# [CHALLENGE]
Of the lines in the entries below, state how many hold the word "note". Say nothing else.

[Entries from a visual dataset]
-- BEGIN --

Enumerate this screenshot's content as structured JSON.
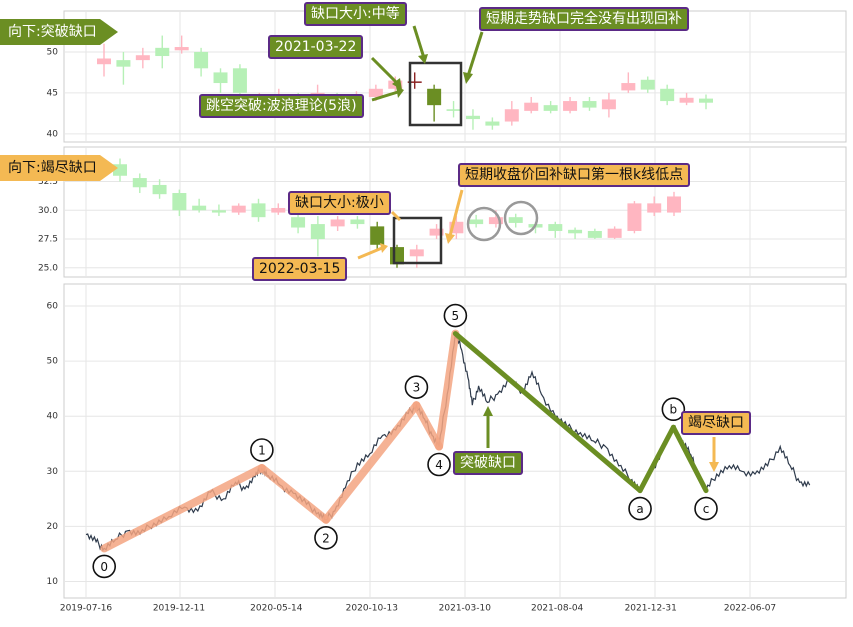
{
  "panels": {
    "top": {
      "side_label": "向下:突破缺口",
      "y_ticks": [
        40,
        45,
        50
      ],
      "annotations": {
        "gap_size": "缺口大小:中等",
        "date": "2021-03-22",
        "breakout": "跳空突破:波浪理论(5浪)",
        "note": "短期走势缺口完全没有出现回补"
      }
    },
    "middle": {
      "side_label": "向下:竭尽缺口",
      "y_ticks": [
        "25.0",
        "27.5",
        "30.0",
        "32.5"
      ],
      "annotations": {
        "gap_size": "缺口大小:极小",
        "date": "2022-03-15",
        "note": "短期收盘价回补缺口第一根k线低点"
      }
    },
    "bottom": {
      "y_ticks": [
        10,
        20,
        30,
        40,
        50,
        60
      ],
      "x_ticks": [
        "2019-07-16",
        "2019-12-11",
        "2020-05-14",
        "2020-10-13",
        "2021-03-10",
        "2021-08-04",
        "2021-12-31",
        "2022-06-07"
      ],
      "wave_labels": [
        "0",
        "1",
        "2",
        "3",
        "4",
        "5",
        "a",
        "b",
        "c"
      ],
      "annotations": {
        "breakout_gap": "突破缺口",
        "exhaustion_gap": "竭尽缺口"
      }
    }
  },
  "chart_data": [
    {
      "type": "candlestick",
      "title": "",
      "ylim": [
        39,
        55
      ],
      "up_color": "#ffb6c1",
      "down_color": "#b6f0b6",
      "highlight_color": "#6b8e23",
      "candles": [
        {
          "o": 48.5,
          "c": 49.2,
          "h": 51,
          "l": 47
        },
        {
          "o": 49.0,
          "c": 48.2,
          "h": 50,
          "l": 46
        },
        {
          "o": 49.0,
          "c": 49.6,
          "h": 50.5,
          "l": 48
        },
        {
          "o": 50.5,
          "c": 49.5,
          "h": 52,
          "l": 48
        },
        {
          "o": 50.2,
          "c": 50.6,
          "h": 52,
          "l": 49.8
        },
        {
          "o": 50.0,
          "c": 48.0,
          "h": 50.5,
          "l": 47
        },
        {
          "o": 47.5,
          "c": 46.2,
          "h": 48,
          "l": 45
        },
        {
          "o": 48.0,
          "c": 45.0,
          "h": 48.5,
          "l": 44.5
        },
        {
          "o": 44.0,
          "c": 44.3,
          "h": 45,
          "l": 43
        },
        {
          "o": 44.3,
          "c": 44.8,
          "h": 45.5,
          "l": 44
        },
        {
          "o": 44.6,
          "c": 44.2,
          "h": 45,
          "l": 43.5
        },
        {
          "o": 44.4,
          "c": 45.0,
          "h": 46,
          "l": 44
        },
        {
          "o": 44.7,
          "c": 44.3,
          "h": 45,
          "l": 43.5
        },
        {
          "o": 44.2,
          "c": 44.6,
          "h": 45.2,
          "l": 43.8
        },
        {
          "o": 44.5,
          "c": 45.5,
          "h": 46,
          "l": 44
        },
        {
          "o": 45.5,
          "c": 46.5,
          "h": 47,
          "l": 45
        },
        {
          "o": 46.3,
          "c": 46.4,
          "h": 47.5,
          "l": 45.5,
          "hl": true
        },
        {
          "o": 45.5,
          "c": 43.5,
          "h": 46,
          "l": 41.5,
          "hl": true
        },
        {
          "o": 43.0,
          "c": 42.8,
          "h": 44,
          "l": 42
        },
        {
          "o": 42.2,
          "c": 41.8,
          "h": 43,
          "l": 40.5
        },
        {
          "o": 41.5,
          "c": 41.0,
          "h": 42,
          "l": 40.5
        },
        {
          "o": 41.5,
          "c": 43.0,
          "h": 44,
          "l": 41
        },
        {
          "o": 42.8,
          "c": 43.8,
          "h": 44.5,
          "l": 42.5
        },
        {
          "o": 43.5,
          "c": 42.8,
          "h": 44,
          "l": 42.5
        },
        {
          "o": 42.8,
          "c": 44.0,
          "h": 44.5,
          "l": 42.5
        },
        {
          "o": 44.0,
          "c": 43.2,
          "h": 44.5,
          "l": 42.8
        },
        {
          "o": 43.0,
          "c": 44.2,
          "h": 45,
          "l": 42
        },
        {
          "o": 45.3,
          "c": 46.2,
          "h": 47.5,
          "l": 45
        },
        {
          "o": 46.6,
          "c": 45.4,
          "h": 47,
          "l": 45
        },
        {
          "o": 45.5,
          "c": 44.0,
          "h": 46,
          "l": 43.5
        },
        {
          "o": 43.8,
          "c": 44.4,
          "h": 45,
          "l": 43.5
        },
        {
          "o": 44.3,
          "c": 43.8,
          "h": 44.8,
          "l": 43
        }
      ]
    },
    {
      "type": "candlestick",
      "title": "",
      "ylim": [
        24.2,
        35.5
      ],
      "up_color": "#ffb6c1",
      "down_color": "#b6f0b6",
      "highlight_color": "#6b8e23",
      "candles": [
        {
          "o": 34.0,
          "c": 33.0,
          "h": 34.5,
          "l": 32.5
        },
        {
          "o": 32.8,
          "c": 32.0,
          "h": 33.2,
          "l": 31.5
        },
        {
          "o": 32.2,
          "c": 31.4,
          "h": 32.7,
          "l": 31
        },
        {
          "o": 31.5,
          "c": 30.0,
          "h": 31.8,
          "l": 29.5
        },
        {
          "o": 30.4,
          "c": 30.0,
          "h": 31,
          "l": 29.8
        },
        {
          "o": 30.0,
          "c": 29.8,
          "h": 30.5,
          "l": 29.5
        },
        {
          "o": 29.8,
          "c": 30.4,
          "h": 30.6,
          "l": 29.6
        },
        {
          "o": 30.6,
          "c": 29.4,
          "h": 31,
          "l": 29
        },
        {
          "o": 29.8,
          "c": 30.2,
          "h": 30.6,
          "l": 29.6
        },
        {
          "o": 29.4,
          "c": 28.5,
          "h": 29.6,
          "l": 28
        },
        {
          "o": 28.8,
          "c": 27.5,
          "h": 29.5,
          "l": 26
        },
        {
          "o": 28.6,
          "c": 29.2,
          "h": 29.5,
          "l": 28.2
        },
        {
          "o": 29.2,
          "c": 28.8,
          "h": 29.5,
          "l": 28.4
        },
        {
          "o": 28.6,
          "c": 27.0,
          "h": 29,
          "l": 26.5,
          "hl": true
        },
        {
          "o": 26.8,
          "c": 25.3,
          "h": 27,
          "l": 25,
          "hl": true
        },
        {
          "o": 26.0,
          "c": 26.6,
          "h": 27,
          "l": 25
        },
        {
          "o": 27.8,
          "c": 28.4,
          "h": 28.8,
          "l": 27.5
        },
        {
          "o": 28.0,
          "c": 29.0,
          "h": 29.5,
          "l": 27.5
        },
        {
          "o": 29.2,
          "c": 28.8,
          "h": 29.6,
          "l": 28.5
        },
        {
          "o": 28.8,
          "c": 29.4,
          "h": 30,
          "l": 28.5
        },
        {
          "o": 29.4,
          "c": 28.9,
          "h": 29.7,
          "l": 28.5
        },
        {
          "o": 28.8,
          "c": 28.5,
          "h": 29,
          "l": 28
        },
        {
          "o": 28.8,
          "c": 28.2,
          "h": 29,
          "l": 27.6
        },
        {
          "o": 28.3,
          "c": 28.0,
          "h": 28.5,
          "l": 27.5
        },
        {
          "o": 28.2,
          "c": 27.6,
          "h": 28.4,
          "l": 27.5
        },
        {
          "o": 27.6,
          "c": 28.4,
          "h": 28.6,
          "l": 27.5
        },
        {
          "o": 28.2,
          "c": 30.6,
          "h": 30.8,
          "l": 28
        },
        {
          "o": 29.8,
          "c": 30.6,
          "h": 31.2,
          "l": 29.5
        },
        {
          "o": 29.8,
          "c": 31.2,
          "h": 31.6,
          "l": 29.5
        }
      ]
    },
    {
      "type": "line",
      "title": "",
      "xlabel": "",
      "ylabel": "",
      "ylim": [
        7,
        64
      ],
      "grid": true,
      "price_color": "#2f3b4c",
      "wave_up_color": "#f4a582",
      "wave_down_color": "#6b8e23",
      "price": [
        [
          "2019-07-16",
          18.5
        ],
        [
          "2019-08-01",
          17.2
        ],
        [
          "2019-08-14",
          16.0
        ],
        [
          "2019-09-01",
          17.6
        ],
        [
          "2019-09-20",
          19.2
        ],
        [
          "2019-10-10",
          18.6
        ],
        [
          "2019-11-01",
          20.6
        ],
        [
          "2019-11-25",
          21.8
        ],
        [
          "2019-12-20",
          23.5
        ],
        [
          "2020-01-10",
          22.8
        ],
        [
          "2020-01-30",
          26.2
        ],
        [
          "2020-02-20",
          25.0
        ],
        [
          "2020-03-10",
          28.0
        ],
        [
          "2020-03-25",
          26.8
        ],
        [
          "2020-04-10",
          29.0
        ],
        [
          "2020-04-21",
          30.6
        ],
        [
          "2020-05-01",
          29.2
        ],
        [
          "2020-05-20",
          27.5
        ],
        [
          "2020-06-10",
          26.0
        ],
        [
          "2020-07-01",
          24.0
        ],
        [
          "2020-07-20",
          22.5
        ],
        [
          "2020-08-01",
          21.2
        ],
        [
          "2020-08-15",
          22.8
        ],
        [
          "2020-09-01",
          27.0
        ],
        [
          "2020-09-20",
          31.5
        ],
        [
          "2020-10-10",
          33.2
        ],
        [
          "2020-10-30",
          36.5
        ],
        [
          "2020-11-20",
          37.5
        ],
        [
          "2020-12-10",
          40.5
        ],
        [
          "2020-12-23",
          42.0
        ],
        [
          "2021-01-05",
          39.5
        ],
        [
          "2021-01-17",
          36.5
        ],
        [
          "2021-01-28",
          34.5
        ],
        [
          "2021-02-10",
          44.0
        ],
        [
          "2021-02-23",
          55.0
        ],
        [
          "2021-03-05",
          52.0
        ],
        [
          "2021-03-15",
          47.0
        ],
        [
          "2021-03-22",
          42.0
        ],
        [
          "2021-04-01",
          45.5
        ],
        [
          "2021-04-15",
          42.5
        ],
        [
          "2021-05-01",
          44.0
        ],
        [
          "2021-05-20",
          46.5
        ],
        [
          "2021-06-10",
          44.5
        ],
        [
          "2021-06-25",
          48.0
        ],
        [
          "2021-07-10",
          44.0
        ],
        [
          "2021-08-01",
          40.0
        ],
        [
          "2021-08-20",
          38.0
        ],
        [
          "2021-09-10",
          37.0
        ],
        [
          "2021-10-01",
          35.5
        ],
        [
          "2021-10-20",
          34.5
        ],
        [
          "2021-11-10",
          31.0
        ],
        [
          "2021-12-01",
          28.5
        ],
        [
          "2021-12-14",
          26.5
        ],
        [
          "2022-01-01",
          30.0
        ],
        [
          "2022-01-20",
          34.0
        ],
        [
          "2022-02-05",
          38.0
        ],
        [
          "2022-02-20",
          35.5
        ],
        [
          "2022-03-05",
          33.0
        ],
        [
          "2022-03-15",
          29.5
        ],
        [
          "2022-03-29",
          26.5
        ],
        [
          "2022-04-15",
          29.5
        ],
        [
          "2022-05-05",
          31.0
        ],
        [
          "2022-05-25",
          30.0
        ],
        [
          "2022-06-15",
          29.5
        ],
        [
          "2022-07-05",
          31.0
        ],
        [
          "2022-07-25",
          34.5
        ],
        [
          "2022-08-10",
          31.0
        ],
        [
          "2022-08-25",
          28.0
        ],
        [
          "2022-09-10",
          27.5
        ]
      ],
      "waves": [
        {
          "label": "0",
          "x": "2019-08-14",
          "y": 16.0,
          "dir": "up"
        },
        {
          "label": "1",
          "x": "2020-04-21",
          "y": 30.6,
          "dir": "down"
        },
        {
          "label": "2",
          "x": "2020-08-01",
          "y": 21.2,
          "dir": "up"
        },
        {
          "label": "3",
          "x": "2020-12-23",
          "y": 42.0,
          "dir": "down"
        },
        {
          "label": "4",
          "x": "2021-01-28",
          "y": 34.5,
          "dir": "up"
        },
        {
          "label": "5",
          "x": "2021-02-23",
          "y": 55.0,
          "dir": "down"
        },
        {
          "label": "a",
          "x": "2021-12-14",
          "y": 26.5,
          "dir": "up"
        },
        {
          "label": "b",
          "x": "2022-02-05",
          "y": 38.0,
          "dir": "down"
        },
        {
          "label": "c",
          "x": "2022-03-29",
          "y": 26.5,
          "dir": null
        }
      ]
    }
  ]
}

-- END --

# [CORRECT ANSWER]
2